==== SELECTED TEXT ====

The wind dropped overnight and the white caps on the waves have disappeared. It is an ideal sea state in which to spot animals.
We saw a few dolphins early on today, then a whole school of them (30?) a while afterwards. Actually, they saw us really because they all swam towards us, swam around our bow for ten minutes, and carried along their way. We saw two whales blow about 300 metres away but they had dived by the time we reached them. More dolphins later passed our bow on the starboard but we didnt motor over to them, they looked to be occupied in some task and were ignoring us. Then we saw two sei whales. We tracked them for some minutes but they proved elusive as well. They kept changing direction underwater so would pop up in unexpected places! Late in the afternoon we spotted a sperm whale. It has been a good day for megafauna (my new favourite word).
We did get close enough at one point to the whales to gather a sample of water from where they had been swimming. We squirt 500ml water through a filter on the end of a syringe to capture their DNA. These filters are then frozen and saved for future analysis.

==== EXTRACTED RECORDS ====

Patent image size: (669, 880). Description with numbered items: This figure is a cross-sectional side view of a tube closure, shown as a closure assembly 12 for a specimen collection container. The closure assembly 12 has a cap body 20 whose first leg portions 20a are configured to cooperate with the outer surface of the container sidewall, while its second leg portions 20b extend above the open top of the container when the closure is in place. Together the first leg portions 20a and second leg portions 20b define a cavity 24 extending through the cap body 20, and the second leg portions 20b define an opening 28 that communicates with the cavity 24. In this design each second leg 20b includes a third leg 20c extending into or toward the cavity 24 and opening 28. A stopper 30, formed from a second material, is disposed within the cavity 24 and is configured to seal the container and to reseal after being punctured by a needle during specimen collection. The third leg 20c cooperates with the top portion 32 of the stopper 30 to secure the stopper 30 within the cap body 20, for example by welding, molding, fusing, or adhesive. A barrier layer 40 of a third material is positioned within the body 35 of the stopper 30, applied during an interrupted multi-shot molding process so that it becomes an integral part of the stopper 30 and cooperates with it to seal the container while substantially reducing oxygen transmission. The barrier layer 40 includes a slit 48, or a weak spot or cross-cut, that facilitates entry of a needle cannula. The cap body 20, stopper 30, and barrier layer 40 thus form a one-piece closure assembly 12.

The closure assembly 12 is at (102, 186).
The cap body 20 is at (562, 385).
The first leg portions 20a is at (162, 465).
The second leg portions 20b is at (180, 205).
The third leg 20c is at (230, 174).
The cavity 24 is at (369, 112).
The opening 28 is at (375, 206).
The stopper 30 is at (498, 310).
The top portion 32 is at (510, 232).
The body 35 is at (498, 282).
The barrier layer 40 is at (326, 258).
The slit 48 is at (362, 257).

====

• **WORK INSTRUCTION A**: Set down the passage of the whale-spotting log from "We saw a few" up to and including "new favourite word).".
• **WORK INSTRUCTION B**: Decide whether each statement agrees with the whale-spotting log, answering yes or no and quoting the words that settle it. (i) The two whales seen blowing about 300 metres away were still at the surface when the boat got to them. (ii) Water from where the whales had been swimming was passed through a filter to capture their DNA. (iii) White caps were still showing on the waves on this day.
Leave the data above aside; they play no part in this work.

• **EXPECTED OUTPUT A**:
We saw a few dolphins early on today, then a whole school of them (30?) a while afterwards. Actually, they saw us really because they all swam towards us, swam around our bow for ten minutes, and carried along their way. We saw two whales blow about 300 metres away but they had dived by the time we reached them. More dolphins later passed our bow on the starboard but we didnt motor over to them, they looked to be occupied in some task and were ignoring us. Then we saw two sei whales. We tracked them for some minutes but they proved elusive as well. They kept changing direction underwater so would pop up in unexpected places! Late in the afternoon we spotted a sperm whale. It has been a good day for megafauna (my new favourite word).

• **EXPECTED OUTPUT B**:
(i) No: "they had dived by the time we reached them."
(ii) Yes: "We squirt 500ml water through a filter on the end of a syringe to capture their DNA."
(iii) No: "the white caps on the waves have disappeared."